• Goal of the exercise: Return each line of the records with nothing changed, pictures excepted.

• Data for this exercise:
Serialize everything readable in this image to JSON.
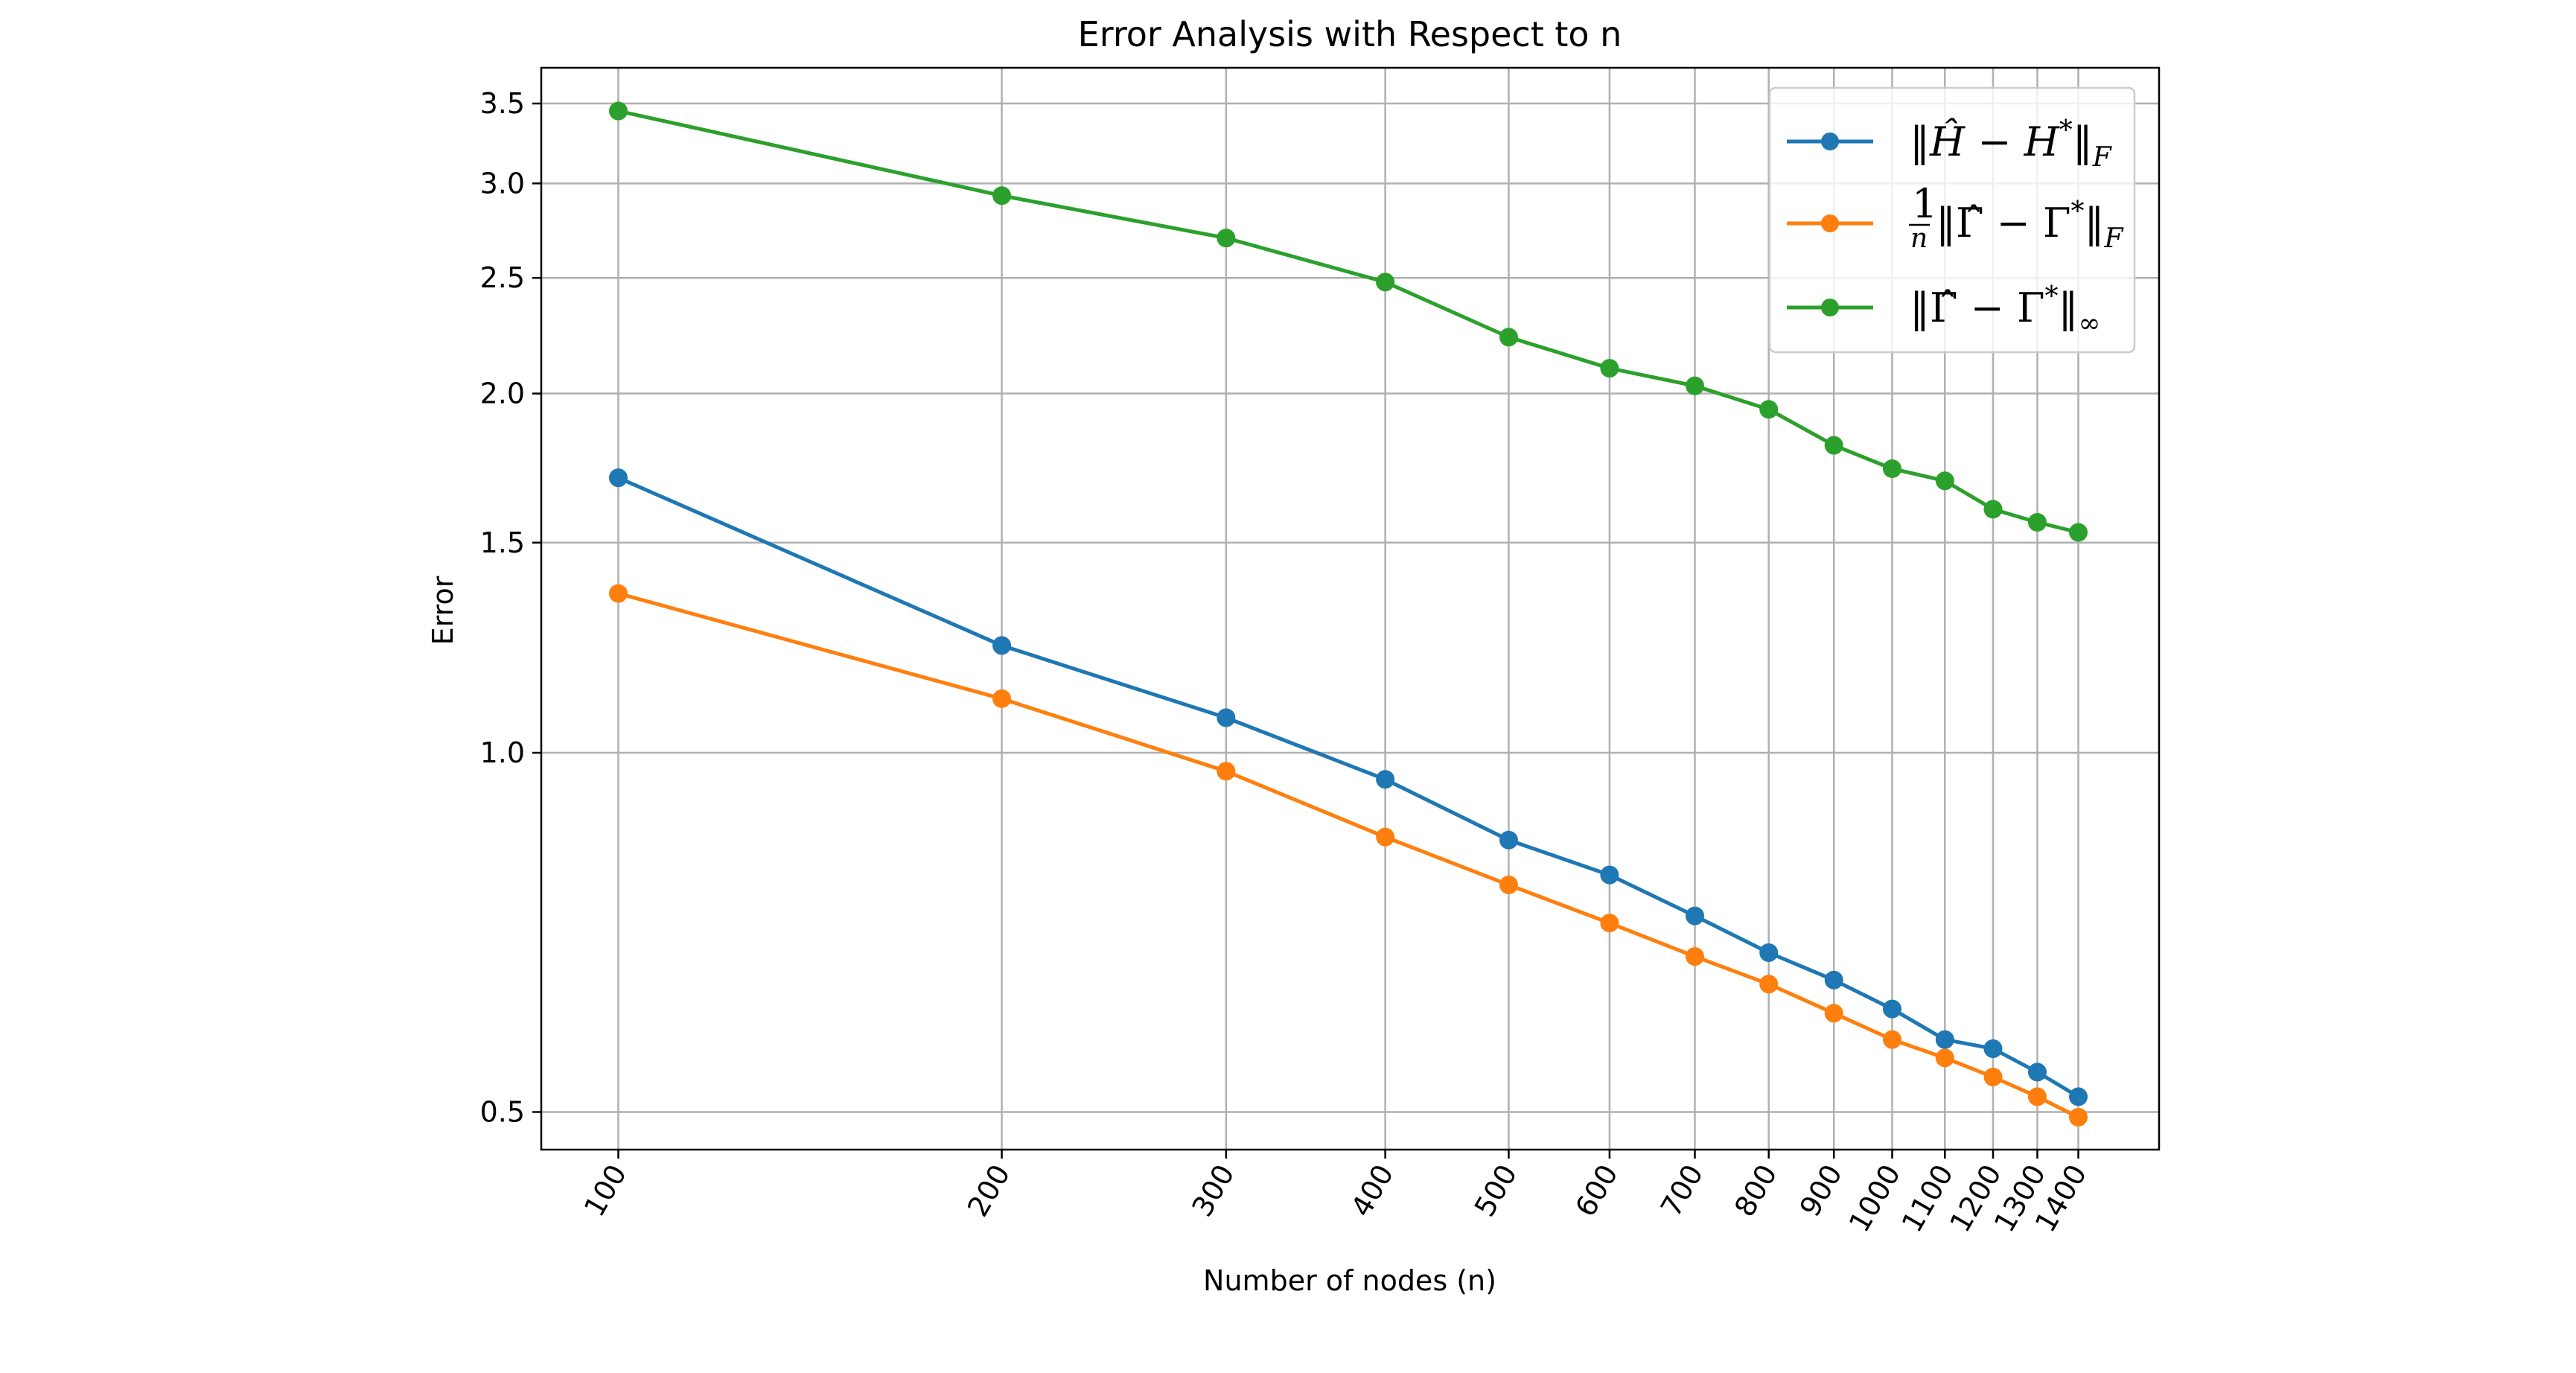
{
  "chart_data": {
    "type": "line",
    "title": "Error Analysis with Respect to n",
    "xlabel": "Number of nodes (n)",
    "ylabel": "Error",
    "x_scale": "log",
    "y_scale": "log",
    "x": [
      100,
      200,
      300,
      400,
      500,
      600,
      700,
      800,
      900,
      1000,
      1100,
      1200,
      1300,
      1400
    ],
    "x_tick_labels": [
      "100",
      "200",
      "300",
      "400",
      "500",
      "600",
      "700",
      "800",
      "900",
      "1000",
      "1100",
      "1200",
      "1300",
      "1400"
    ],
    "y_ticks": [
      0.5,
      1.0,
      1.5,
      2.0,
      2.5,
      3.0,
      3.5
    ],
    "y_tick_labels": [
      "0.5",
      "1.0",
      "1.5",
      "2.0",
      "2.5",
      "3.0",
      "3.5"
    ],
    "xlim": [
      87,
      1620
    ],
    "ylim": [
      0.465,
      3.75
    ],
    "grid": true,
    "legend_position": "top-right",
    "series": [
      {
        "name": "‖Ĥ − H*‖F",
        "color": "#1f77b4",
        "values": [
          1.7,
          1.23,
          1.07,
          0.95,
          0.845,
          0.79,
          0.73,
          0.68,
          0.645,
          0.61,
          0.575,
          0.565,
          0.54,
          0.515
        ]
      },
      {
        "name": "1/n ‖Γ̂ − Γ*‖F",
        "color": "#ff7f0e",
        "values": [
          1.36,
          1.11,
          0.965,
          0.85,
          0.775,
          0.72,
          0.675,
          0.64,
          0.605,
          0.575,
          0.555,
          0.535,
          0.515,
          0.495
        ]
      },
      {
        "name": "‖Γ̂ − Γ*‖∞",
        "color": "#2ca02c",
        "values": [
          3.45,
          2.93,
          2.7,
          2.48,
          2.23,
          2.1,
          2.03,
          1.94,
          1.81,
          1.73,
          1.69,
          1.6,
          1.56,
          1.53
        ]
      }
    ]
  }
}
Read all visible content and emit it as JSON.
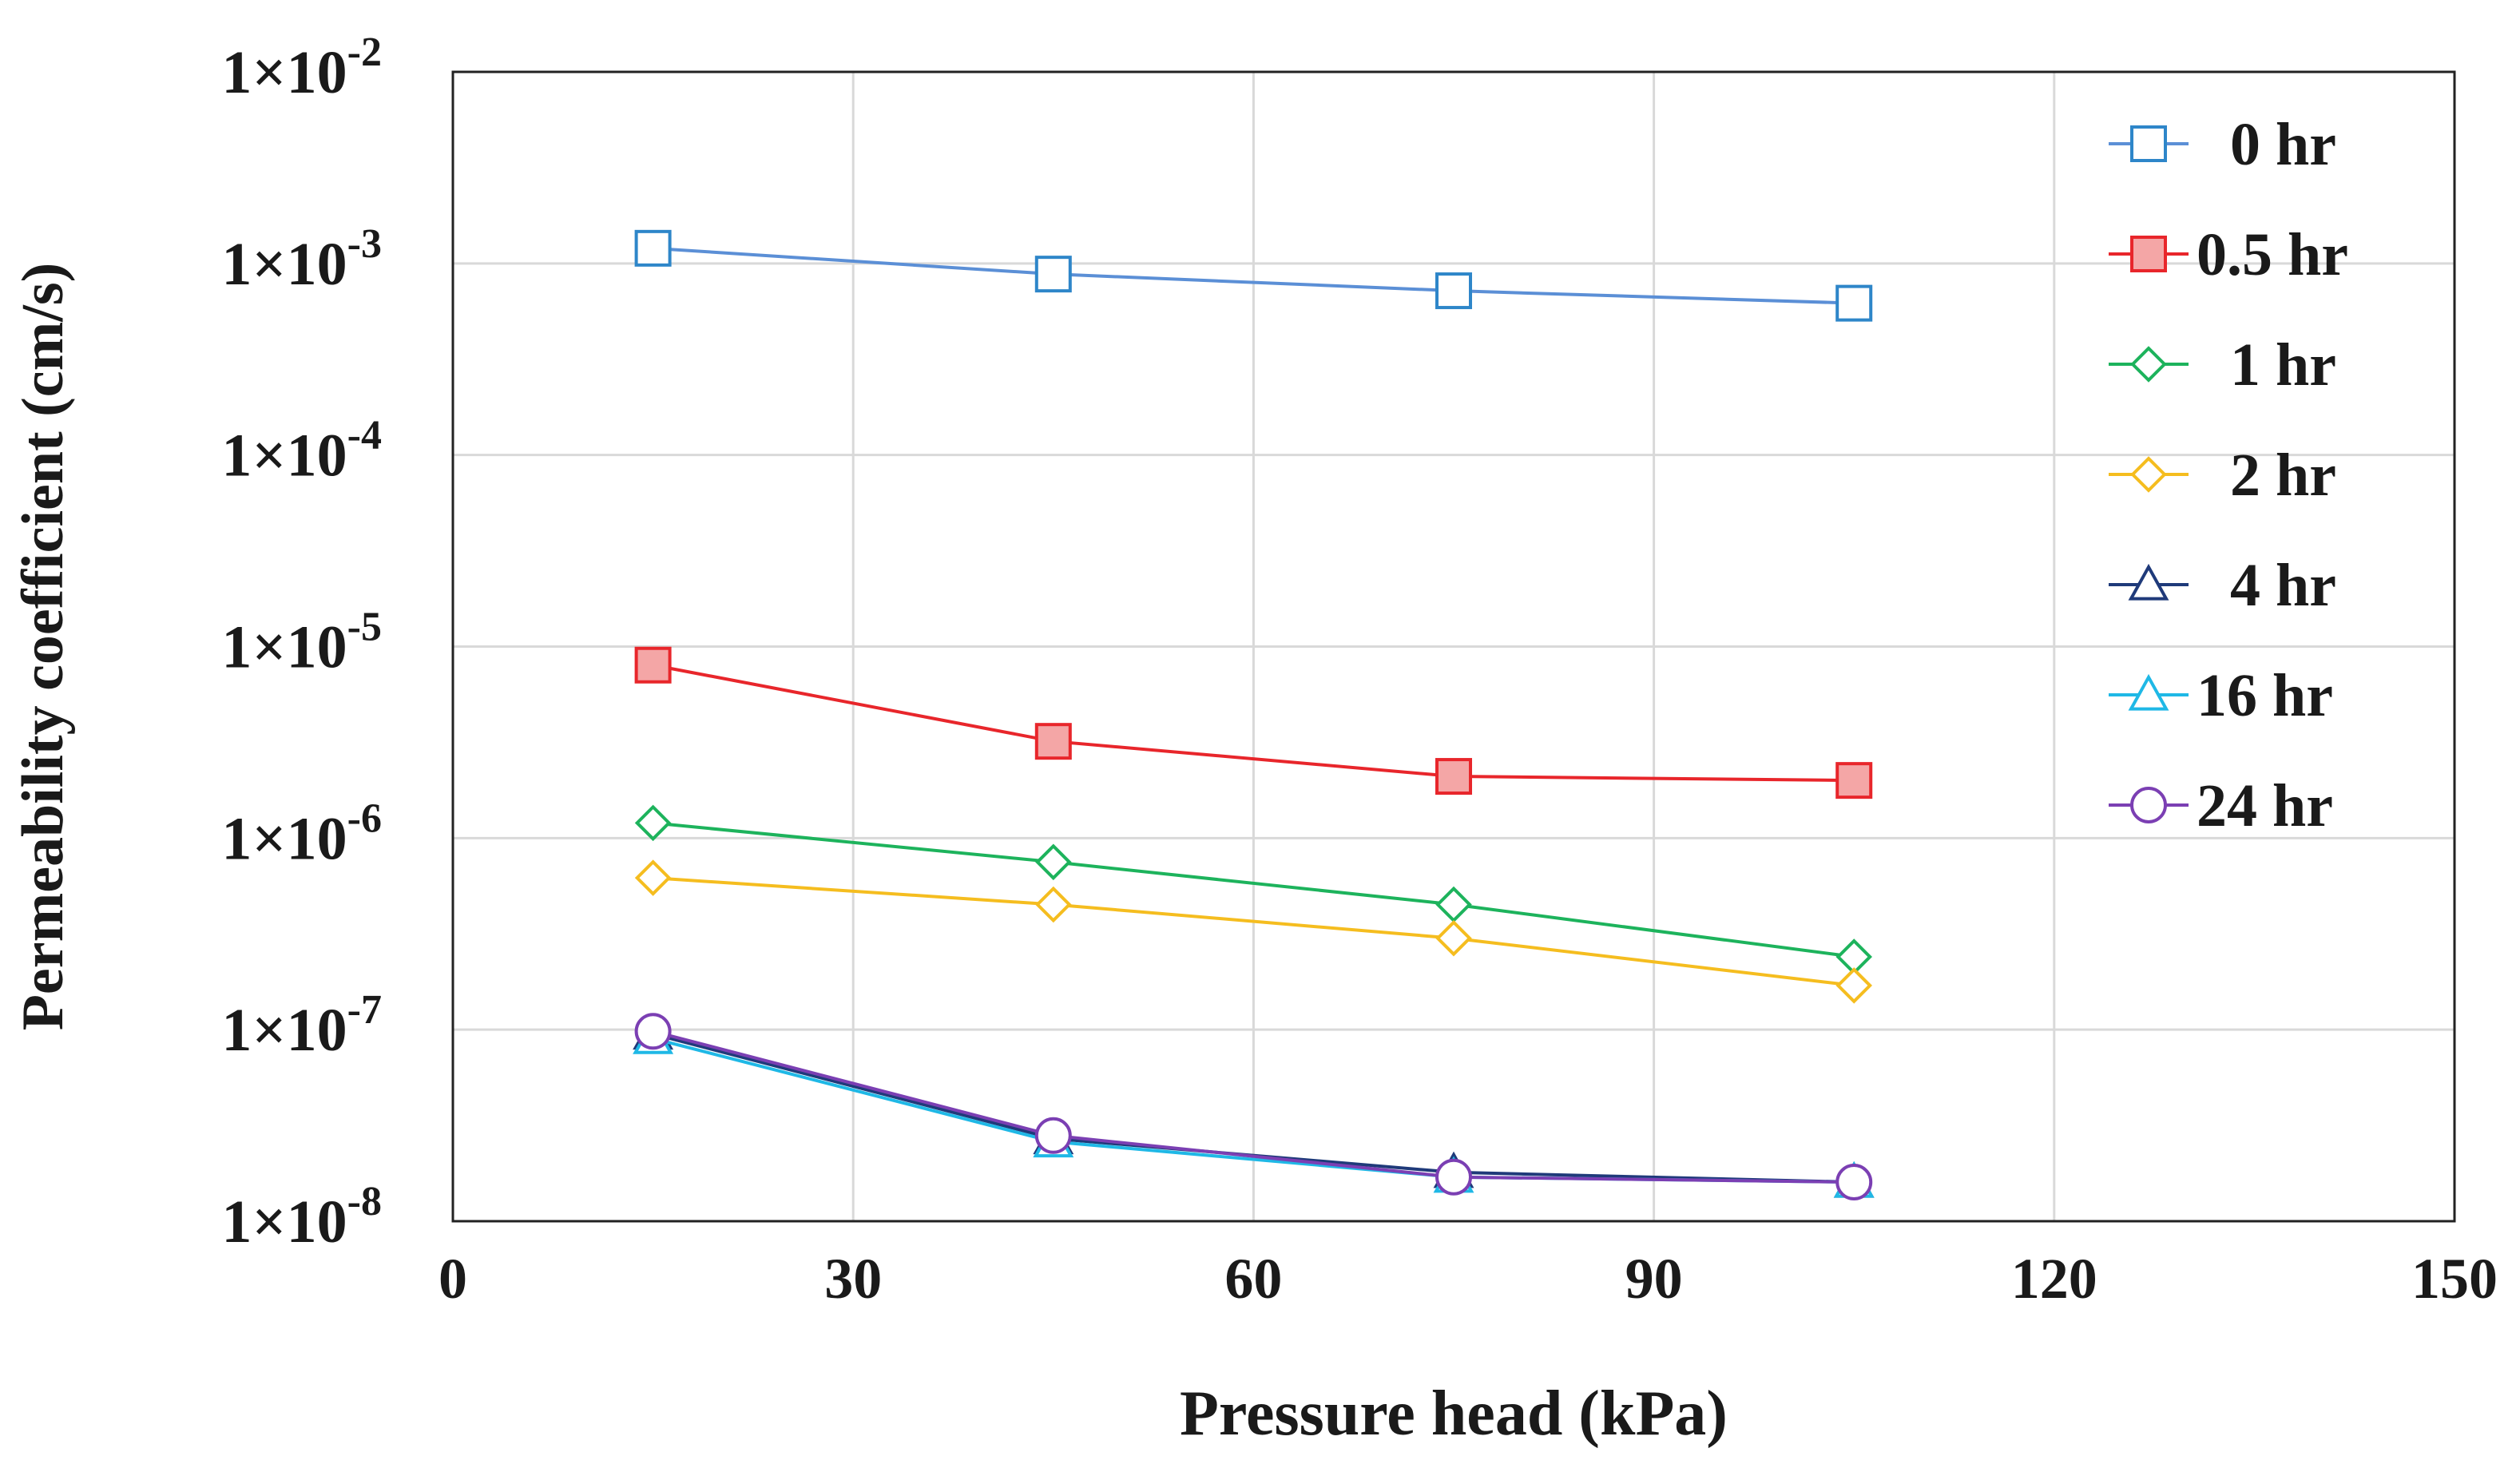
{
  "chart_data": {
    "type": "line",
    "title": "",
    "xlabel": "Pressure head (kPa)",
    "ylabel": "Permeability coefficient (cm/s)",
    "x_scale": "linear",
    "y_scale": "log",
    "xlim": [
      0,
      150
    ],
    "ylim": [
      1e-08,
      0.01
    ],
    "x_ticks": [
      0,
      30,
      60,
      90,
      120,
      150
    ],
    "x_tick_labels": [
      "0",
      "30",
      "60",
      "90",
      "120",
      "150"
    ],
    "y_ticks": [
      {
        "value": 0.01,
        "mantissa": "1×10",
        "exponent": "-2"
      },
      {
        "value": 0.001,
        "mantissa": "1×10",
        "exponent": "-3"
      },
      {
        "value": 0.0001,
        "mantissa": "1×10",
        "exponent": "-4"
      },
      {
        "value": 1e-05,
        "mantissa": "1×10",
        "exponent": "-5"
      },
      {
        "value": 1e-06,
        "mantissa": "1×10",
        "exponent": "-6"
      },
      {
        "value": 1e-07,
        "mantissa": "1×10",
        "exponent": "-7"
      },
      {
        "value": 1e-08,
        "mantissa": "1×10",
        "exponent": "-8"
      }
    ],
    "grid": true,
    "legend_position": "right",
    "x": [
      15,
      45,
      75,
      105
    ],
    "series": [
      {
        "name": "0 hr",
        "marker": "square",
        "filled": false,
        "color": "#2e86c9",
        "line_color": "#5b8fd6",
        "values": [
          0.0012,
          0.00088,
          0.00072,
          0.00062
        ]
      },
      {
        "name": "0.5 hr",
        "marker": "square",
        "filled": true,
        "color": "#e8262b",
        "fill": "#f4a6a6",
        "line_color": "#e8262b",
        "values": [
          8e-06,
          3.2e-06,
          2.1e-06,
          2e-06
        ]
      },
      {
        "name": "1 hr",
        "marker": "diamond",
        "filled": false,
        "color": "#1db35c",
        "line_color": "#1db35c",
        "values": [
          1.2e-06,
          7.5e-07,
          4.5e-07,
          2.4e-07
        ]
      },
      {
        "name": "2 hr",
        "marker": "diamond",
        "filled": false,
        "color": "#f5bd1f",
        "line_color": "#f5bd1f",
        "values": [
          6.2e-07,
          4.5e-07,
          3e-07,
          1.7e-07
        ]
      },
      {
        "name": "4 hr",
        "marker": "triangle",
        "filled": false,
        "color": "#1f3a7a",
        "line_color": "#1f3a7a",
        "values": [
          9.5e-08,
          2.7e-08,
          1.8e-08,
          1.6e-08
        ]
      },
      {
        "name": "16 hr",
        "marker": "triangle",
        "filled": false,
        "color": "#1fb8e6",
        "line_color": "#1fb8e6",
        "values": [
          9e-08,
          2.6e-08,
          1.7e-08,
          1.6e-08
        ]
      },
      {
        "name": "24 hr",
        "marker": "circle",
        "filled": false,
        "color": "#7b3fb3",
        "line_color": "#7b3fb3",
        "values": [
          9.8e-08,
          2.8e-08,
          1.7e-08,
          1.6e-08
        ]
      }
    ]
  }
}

• Result:
Serialize everything readable in this image to JSON.
{
  "chart_data": {
    "type": "line",
    "title": "Error Analysis with Respect to n",
    "xlabel": "Number of nodes (n)",
    "ylabel": "Error",
    "x_scale": "log",
    "y_scale": "log",
    "x": [
      100,
      200,
      300,
      400,
      500,
      600,
      700,
      800,
      900,
      1000,
      1100,
      1200,
      1300,
      1400
    ],
    "x_tick_labels": [
      "100",
      "200",
      "300",
      "400",
      "500",
      "600",
      "700",
      "800",
      "900",
      "1000",
      "1100",
      "1200",
      "1300",
      "1400"
    ],
    "y_ticks": [
      0.5,
      1.0,
      1.5,
      2.0,
      2.5,
      3.0,
      3.5
    ],
    "y_tick_labels": [
      "0.5",
      "1.0",
      "1.5",
      "2.0",
      "2.5",
      "3.0",
      "3.5"
    ],
    "xlim": [
      87,
      1620
    ],
    "ylim": [
      0.465,
      3.75
    ],
    "grid": true,
    "legend_position": "top-right",
    "series": [
      {
        "name": "‖Ĥ − H*‖F",
        "color": "#1f77b4",
        "values": [
          1.7,
          1.23,
          1.07,
          0.95,
          0.845,
          0.79,
          0.73,
          0.68,
          0.645,
          0.61,
          0.575,
          0.565,
          0.54,
          0.515
        ]
      },
      {
        "name": "1/n ‖Γ̂ − Γ*‖F",
        "color": "#ff7f0e",
        "values": [
          1.36,
          1.11,
          0.965,
          0.85,
          0.775,
          0.72,
          0.675,
          0.64,
          0.605,
          0.575,
          0.555,
          0.535,
          0.515,
          0.495
        ]
      },
      {
        "name": "‖Γ̂ − Γ*‖∞",
        "color": "#2ca02c",
        "values": [
          3.45,
          2.93,
          2.7,
          2.48,
          2.23,
          2.1,
          2.03,
          1.94,
          1.81,
          1.73,
          1.69,
          1.6,
          1.56,
          1.53
        ]
      }
    ]
  }
}
Read all visible content and emit it as JSON.
{
  "chart_data": {
    "type": "line",
    "title": "",
    "xlabel": "Pressure head (kPa)",
    "ylabel": "Permeability coefficient (cm/s)",
    "x_scale": "linear",
    "y_scale": "log",
    "xlim": [
      0,
      150
    ],
    "ylim": [
      1e-08,
      0.01
    ],
    "x_ticks": [
      0,
      30,
      60,
      90,
      120,
      150
    ],
    "x_tick_labels": [
      "0",
      "30",
      "60",
      "90",
      "120",
      "150"
    ],
    "y_ticks": [
      {
        "value": 0.01,
        "mantissa": "1×10",
        "exponent": "-2"
      },
      {
        "value": 0.001,
        "mantissa": "1×10",
        "exponent": "-3"
      },
      {
        "value": 0.0001,
        "mantissa": "1×10",
        "exponent": "-4"
      },
      {
        "value": 1e-05,
        "mantissa": "1×10",
        "exponent": "-5"
      },
      {
        "value": 1e-06,
        "mantissa": "1×10",
        "exponent": "-6"
      },
      {
        "value": 1e-07,
        "mantissa": "1×10",
        "exponent": "-7"
      },
      {
        "value": 1e-08,
        "mantissa": "1×10",
        "exponent": "-8"
      }
    ],
    "grid": true,
    "legend_position": "right",
    "x": [
      15,
      45,
      75,
      105
    ],
    "series": [
      {
        "name": "0 hr",
        "marker": "square",
        "filled": false,
        "color": "#2e86c9",
        "line_color": "#5b8fd6",
        "values": [
          0.0012,
          0.00088,
          0.00072,
          0.00062
        ]
      },
      {
        "name": "0.5 hr",
        "marker": "square",
        "filled": true,
        "color": "#e8262b",
        "fill": "#f4a6a6",
        "line_color": "#e8262b",
        "values": [
          8e-06,
          3.2e-06,
          2.1e-06,
          2e-06
        ]
      },
      {
        "name": "1 hr",
        "marker": "diamond",
        "filled": false,
        "color": "#1db35c",
        "line_color": "#1db35c",
        "values": [
          1.2e-06,
          7.5e-07,
          4.5e-07,
          2.4e-07
        ]
      },
      {
        "name": "2 hr",
        "marker": "diamond",
        "filled": false,
        "color": "#f5bd1f",
        "line_color": "#f5bd1f",
        "values": [
          6.2e-07,
          4.5e-07,
          3e-07,
          1.7e-07
        ]
      },
      {
        "name": "4 hr",
        "marker": "triangle",
        "filled": false,
        "color": "#1f3a7a",
        "line_color": "#1f3a7a",
        "values": [
          9.5e-08,
          2.7e-08,
          1.8e-08,
          1.6e-08
        ]
      },
      {
        "name": "16 hr",
        "marker": "triangle",
        "filled": false,
        "color": "#1fb8e6",
        "line_color": "#1fb8e6",
        "values": [
          9e-08,
          2.6e-08,
          1.7e-08,
          1.6e-08
        ]
      },
      {
        "name": "24 hr",
        "marker": "circle",
        "filled": false,
        "color": "#7b3fb3",
        "line_color": "#7b3fb3",
        "values": [
          9.8e-08,
          2.8e-08,
          1.7e-08,
          1.6e-08
        ]
      }
    ]
  }
}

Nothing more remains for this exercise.